### [TASK TO COMPLETE]
Without the images, write out all of the following entries exactly.

### [SUPPLIED DATA]
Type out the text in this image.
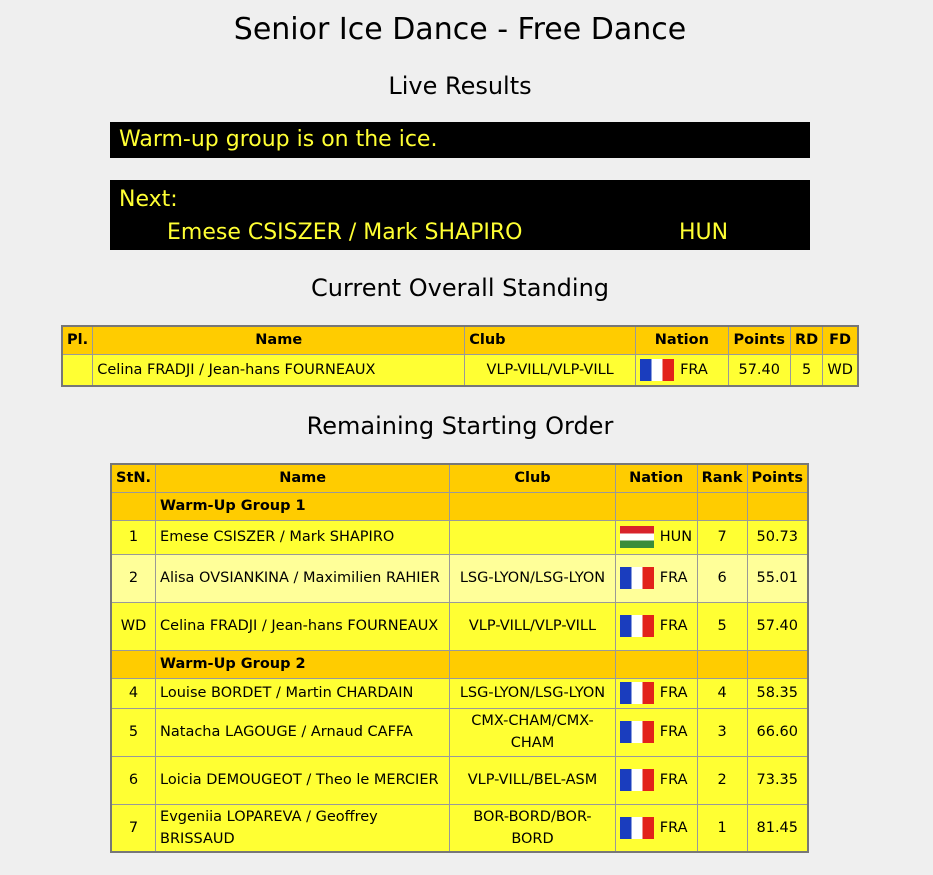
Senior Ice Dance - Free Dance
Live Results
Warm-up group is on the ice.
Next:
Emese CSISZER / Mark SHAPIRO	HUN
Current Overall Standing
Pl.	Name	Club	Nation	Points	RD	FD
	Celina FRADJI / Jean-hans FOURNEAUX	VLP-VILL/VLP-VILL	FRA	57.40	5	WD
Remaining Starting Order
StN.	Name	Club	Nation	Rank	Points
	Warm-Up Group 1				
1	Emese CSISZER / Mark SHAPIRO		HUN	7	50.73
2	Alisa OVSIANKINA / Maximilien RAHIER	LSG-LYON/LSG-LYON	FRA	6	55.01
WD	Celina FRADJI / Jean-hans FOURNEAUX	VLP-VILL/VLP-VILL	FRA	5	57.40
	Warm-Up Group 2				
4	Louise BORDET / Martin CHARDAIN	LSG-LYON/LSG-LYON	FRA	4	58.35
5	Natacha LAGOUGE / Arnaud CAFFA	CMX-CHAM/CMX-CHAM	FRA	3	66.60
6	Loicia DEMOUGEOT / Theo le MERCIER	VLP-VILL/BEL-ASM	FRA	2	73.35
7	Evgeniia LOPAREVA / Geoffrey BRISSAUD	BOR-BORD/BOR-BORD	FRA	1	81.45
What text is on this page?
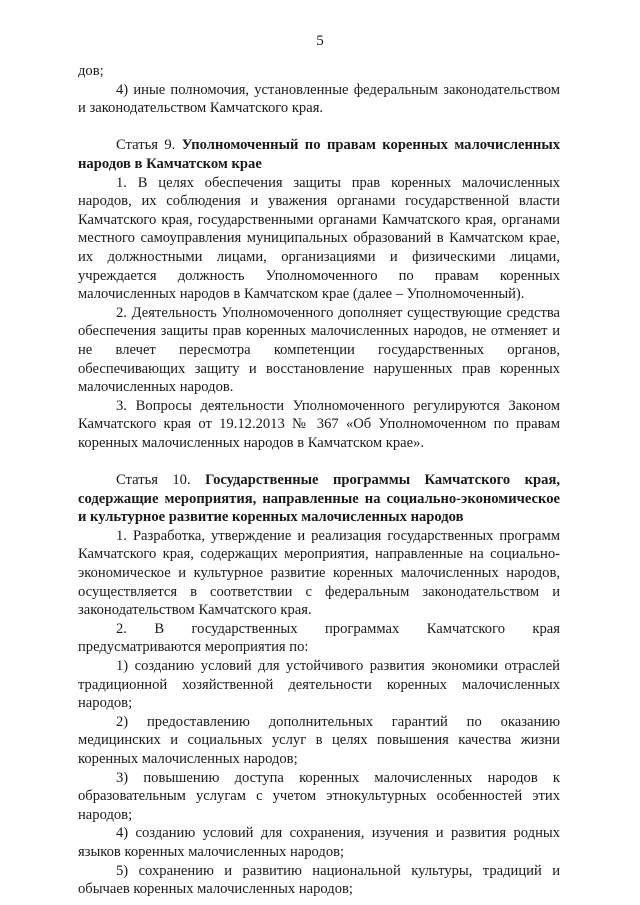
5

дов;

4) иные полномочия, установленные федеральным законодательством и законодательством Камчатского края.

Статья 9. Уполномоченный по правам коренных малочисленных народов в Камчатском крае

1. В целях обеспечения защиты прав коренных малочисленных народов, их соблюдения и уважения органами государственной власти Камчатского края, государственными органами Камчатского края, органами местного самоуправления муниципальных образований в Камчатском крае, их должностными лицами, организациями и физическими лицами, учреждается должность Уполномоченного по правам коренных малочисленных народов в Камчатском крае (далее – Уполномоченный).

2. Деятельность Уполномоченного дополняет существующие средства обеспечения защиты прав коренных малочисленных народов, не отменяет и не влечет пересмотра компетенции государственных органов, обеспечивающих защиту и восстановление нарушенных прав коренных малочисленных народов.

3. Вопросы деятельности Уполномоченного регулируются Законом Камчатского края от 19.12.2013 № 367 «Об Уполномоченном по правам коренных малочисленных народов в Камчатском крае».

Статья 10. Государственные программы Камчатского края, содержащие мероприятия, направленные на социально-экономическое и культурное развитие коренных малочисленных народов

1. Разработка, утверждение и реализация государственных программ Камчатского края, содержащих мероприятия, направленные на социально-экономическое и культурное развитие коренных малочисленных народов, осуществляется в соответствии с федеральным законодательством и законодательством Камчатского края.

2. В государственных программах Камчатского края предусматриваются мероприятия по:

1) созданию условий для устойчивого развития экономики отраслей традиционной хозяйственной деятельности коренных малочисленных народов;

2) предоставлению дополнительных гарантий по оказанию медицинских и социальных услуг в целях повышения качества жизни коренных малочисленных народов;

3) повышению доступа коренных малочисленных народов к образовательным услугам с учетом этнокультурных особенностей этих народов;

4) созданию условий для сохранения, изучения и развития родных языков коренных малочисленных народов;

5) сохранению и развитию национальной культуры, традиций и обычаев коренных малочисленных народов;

### [FULL OUTPUT]
Type out the text in this image.
Senior Ice Dance - Free Dance
Live Results
Warm-up group is on the ice.
Next:
Emese CSISZER / Mark SHAPIRO	HUN
Current Overall Standing
Pl.	Name	Club	Nation	Points	RD	FD
	Celina FRADJI / Jean-hans FOURNEAUX	VLP-VILL/VLP-VILL	FRA	57.40	5	WD
Remaining Starting Order
StN.	Name	Club	Nation	Rank	Points
	Warm-Up Group 1				
1	Emese CSISZER / Mark SHAPIRO		HUN	7	50.73
2	Alisa OVSIANKINA / Maximilien RAHIER	LSG-LYON/LSG-LYON	FRA	6	55.01
WD	Celina FRADJI / Jean-hans FOURNEAUX	VLP-VILL/VLP-VILL	FRA	5	57.40
	Warm-Up Group 2				
4	Louise BORDET / Martin CHARDAIN	LSG-LYON/LSG-LYON	FRA	4	58.35
5	Natacha LAGOUGE / Arnaud CAFFA	CMX-CHAM/CMX-CHAM	FRA	3	66.60
6	Loicia DEMOUGEOT / Theo le MERCIER	VLP-VILL/BEL-ASM	FRA	2	73.35
7	Evgeniia LOPAREVA / Geoffrey BRISSAUD	BOR-BORD/BOR-BORD	FRA	1	81.45
What text is on this page?
5

дов;

4) иные полномочия, установленные федеральным законодательством и законодательством Камчатского края.

Статья 9. Уполномоченный по правам коренных малочисленных народов в Камчатском крае

1. В целях обеспечения защиты прав коренных малочисленных народов, их соблюдения и уважения органами государственной власти Камчатского края, государственными органами Камчатского края, органами местного самоуправления муниципальных образований в Камчатском крае, их должностными лицами, организациями и физическими лицами, учреждается должность Уполномоченного по правам коренных малочисленных народов в Камчатском крае (далее – Уполномоченный).

2. Деятельность Уполномоченного дополняет существующие средства обеспечения защиты прав коренных малочисленных народов, не отменяет и не влечет пересмотра компетенции государственных органов, обеспечивающих защиту и восстановление нарушенных прав коренных малочисленных народов.

3. Вопросы деятельности Уполномоченного регулируются Законом Камчатского края от 19.12.2013 № 367 «Об Уполномоченном по правам коренных малочисленных народов в Камчатском крае».

Статья 10. Государственные программы Камчатского края, содержащие мероприятия, направленные на социально-экономическое и культурное развитие коренных малочисленных народов

1. Разработка, утверждение и реализация государственных программ Камчатского края, содержащих мероприятия, направленные на социально-экономическое и культурное развитие коренных малочисленных народов, осуществляется в соответствии с федеральным законодательством и законодательством Камчатского края.

2. В государственных программах Камчатского края предусматриваются мероприятия по:

1) созданию условий для устойчивого развития экономики отраслей традиционной хозяйственной деятельности коренных малочисленных народов;

2) предоставлению дополнительных гарантий по оказанию медицинских и социальных услуг в целях повышения качества жизни коренных малочисленных народов;

3) повышению доступа коренных малочисленных народов к образовательным услугам с учетом этнокультурных особенностей этих народов;

4) созданию условий для сохранения, изучения и развития родных языков коренных малочисленных народов;

5) сохранению и развитию национальной культуры, традиций и обычаев коренных малочисленных народов;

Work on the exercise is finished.